WHAT YOU ARE ASKED TO DO - Find every line in the records below that holds the word "SALON", and copy each one.

DATA SUPPLIED -
/---

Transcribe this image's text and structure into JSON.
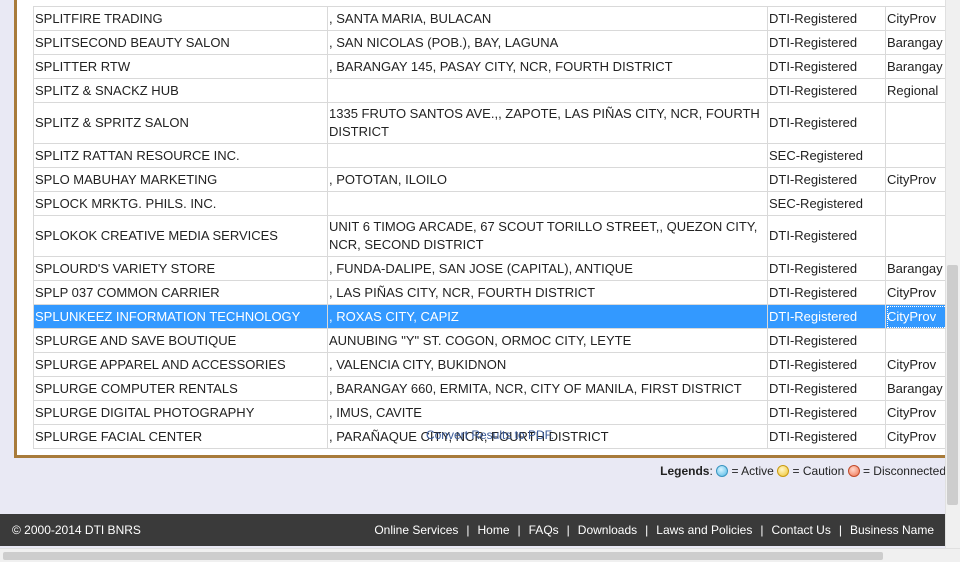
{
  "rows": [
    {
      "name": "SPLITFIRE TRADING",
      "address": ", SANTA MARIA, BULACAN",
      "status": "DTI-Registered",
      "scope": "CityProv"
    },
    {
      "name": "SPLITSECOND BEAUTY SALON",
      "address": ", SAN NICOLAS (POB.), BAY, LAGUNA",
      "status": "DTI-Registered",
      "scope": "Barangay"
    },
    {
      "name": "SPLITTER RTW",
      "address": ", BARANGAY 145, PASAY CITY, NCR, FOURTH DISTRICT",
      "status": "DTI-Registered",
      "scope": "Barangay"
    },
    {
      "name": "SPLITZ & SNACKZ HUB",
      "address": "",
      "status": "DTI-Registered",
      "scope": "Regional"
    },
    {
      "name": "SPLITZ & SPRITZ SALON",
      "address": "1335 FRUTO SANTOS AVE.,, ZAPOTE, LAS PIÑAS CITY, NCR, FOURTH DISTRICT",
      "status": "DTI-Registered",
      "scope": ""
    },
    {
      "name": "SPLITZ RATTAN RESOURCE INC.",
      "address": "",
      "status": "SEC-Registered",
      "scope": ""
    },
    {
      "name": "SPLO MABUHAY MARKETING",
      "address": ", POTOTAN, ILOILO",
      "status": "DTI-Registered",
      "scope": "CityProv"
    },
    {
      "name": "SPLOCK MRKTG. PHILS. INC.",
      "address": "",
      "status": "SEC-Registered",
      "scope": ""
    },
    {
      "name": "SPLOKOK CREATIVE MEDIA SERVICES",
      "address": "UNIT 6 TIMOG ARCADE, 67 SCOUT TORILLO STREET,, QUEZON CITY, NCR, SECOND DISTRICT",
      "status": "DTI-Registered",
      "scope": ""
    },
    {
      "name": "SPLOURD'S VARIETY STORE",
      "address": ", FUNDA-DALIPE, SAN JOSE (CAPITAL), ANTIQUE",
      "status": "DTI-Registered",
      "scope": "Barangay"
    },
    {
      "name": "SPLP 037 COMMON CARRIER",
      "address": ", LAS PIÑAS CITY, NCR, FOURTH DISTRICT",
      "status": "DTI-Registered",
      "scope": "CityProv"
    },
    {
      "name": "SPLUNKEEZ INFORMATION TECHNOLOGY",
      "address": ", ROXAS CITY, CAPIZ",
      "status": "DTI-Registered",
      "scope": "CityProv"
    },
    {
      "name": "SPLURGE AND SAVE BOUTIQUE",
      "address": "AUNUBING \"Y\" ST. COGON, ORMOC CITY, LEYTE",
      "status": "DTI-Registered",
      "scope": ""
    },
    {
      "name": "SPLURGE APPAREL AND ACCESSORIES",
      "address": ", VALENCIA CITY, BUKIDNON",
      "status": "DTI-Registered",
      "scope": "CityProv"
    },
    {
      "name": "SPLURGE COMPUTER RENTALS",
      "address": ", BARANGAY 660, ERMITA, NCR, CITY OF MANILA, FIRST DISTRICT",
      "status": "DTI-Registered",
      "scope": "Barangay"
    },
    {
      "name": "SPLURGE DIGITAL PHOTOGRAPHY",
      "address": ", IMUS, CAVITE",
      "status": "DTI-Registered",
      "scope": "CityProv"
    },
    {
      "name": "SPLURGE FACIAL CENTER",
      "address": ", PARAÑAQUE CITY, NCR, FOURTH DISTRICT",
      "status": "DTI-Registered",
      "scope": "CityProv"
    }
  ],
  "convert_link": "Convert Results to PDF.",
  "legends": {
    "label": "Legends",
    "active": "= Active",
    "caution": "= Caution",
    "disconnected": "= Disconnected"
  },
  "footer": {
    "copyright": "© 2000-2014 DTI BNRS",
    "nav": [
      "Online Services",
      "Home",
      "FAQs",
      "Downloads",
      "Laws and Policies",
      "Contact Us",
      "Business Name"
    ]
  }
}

\---
/---

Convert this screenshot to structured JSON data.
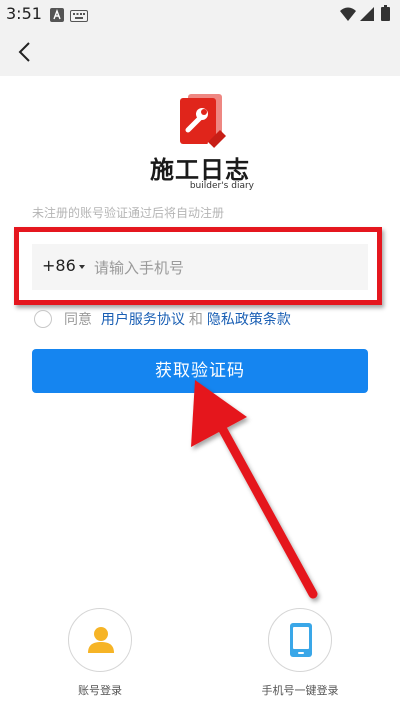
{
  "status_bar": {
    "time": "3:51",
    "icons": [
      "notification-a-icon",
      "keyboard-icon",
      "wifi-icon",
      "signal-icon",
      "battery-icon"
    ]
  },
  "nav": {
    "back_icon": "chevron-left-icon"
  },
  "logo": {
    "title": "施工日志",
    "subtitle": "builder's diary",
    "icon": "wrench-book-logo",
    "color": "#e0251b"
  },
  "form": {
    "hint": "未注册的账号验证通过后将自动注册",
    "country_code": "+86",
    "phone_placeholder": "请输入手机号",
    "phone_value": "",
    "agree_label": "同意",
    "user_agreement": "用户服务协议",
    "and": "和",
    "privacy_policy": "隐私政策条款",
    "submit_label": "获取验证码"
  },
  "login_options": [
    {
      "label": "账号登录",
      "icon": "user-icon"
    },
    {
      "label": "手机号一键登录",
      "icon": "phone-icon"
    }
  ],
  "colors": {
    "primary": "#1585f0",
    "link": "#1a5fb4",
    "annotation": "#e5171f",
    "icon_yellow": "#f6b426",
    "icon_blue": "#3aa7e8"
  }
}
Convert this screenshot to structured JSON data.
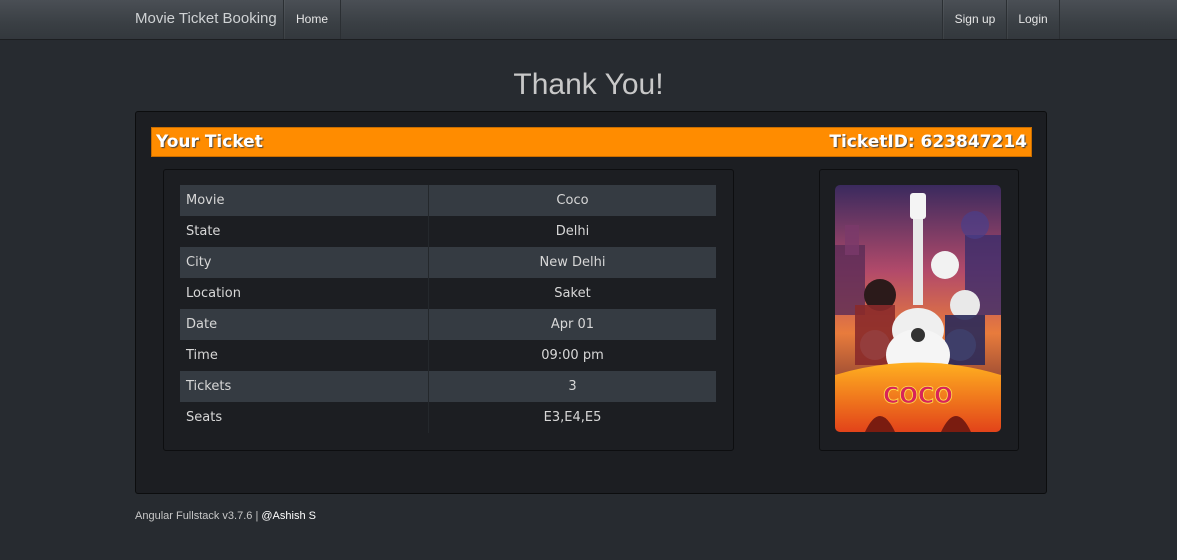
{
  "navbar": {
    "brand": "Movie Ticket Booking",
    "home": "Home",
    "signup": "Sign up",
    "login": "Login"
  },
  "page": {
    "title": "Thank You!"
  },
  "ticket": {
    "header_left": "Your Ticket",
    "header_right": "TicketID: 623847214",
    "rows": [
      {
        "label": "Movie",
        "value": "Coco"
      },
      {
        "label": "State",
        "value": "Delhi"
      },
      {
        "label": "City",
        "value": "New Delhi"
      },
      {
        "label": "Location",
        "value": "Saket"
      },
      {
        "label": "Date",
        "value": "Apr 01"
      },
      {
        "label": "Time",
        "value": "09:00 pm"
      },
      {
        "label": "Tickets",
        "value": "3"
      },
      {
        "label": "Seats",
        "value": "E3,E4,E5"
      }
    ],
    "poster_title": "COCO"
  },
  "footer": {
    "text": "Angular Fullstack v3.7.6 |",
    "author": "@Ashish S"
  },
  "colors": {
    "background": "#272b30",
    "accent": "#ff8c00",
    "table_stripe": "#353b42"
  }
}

\---

WRITTEN ANSWER -
      "name": "SPLITSECOND BEAUTY SALON",
      "name": "SPLITZ & SPRITZ SALON",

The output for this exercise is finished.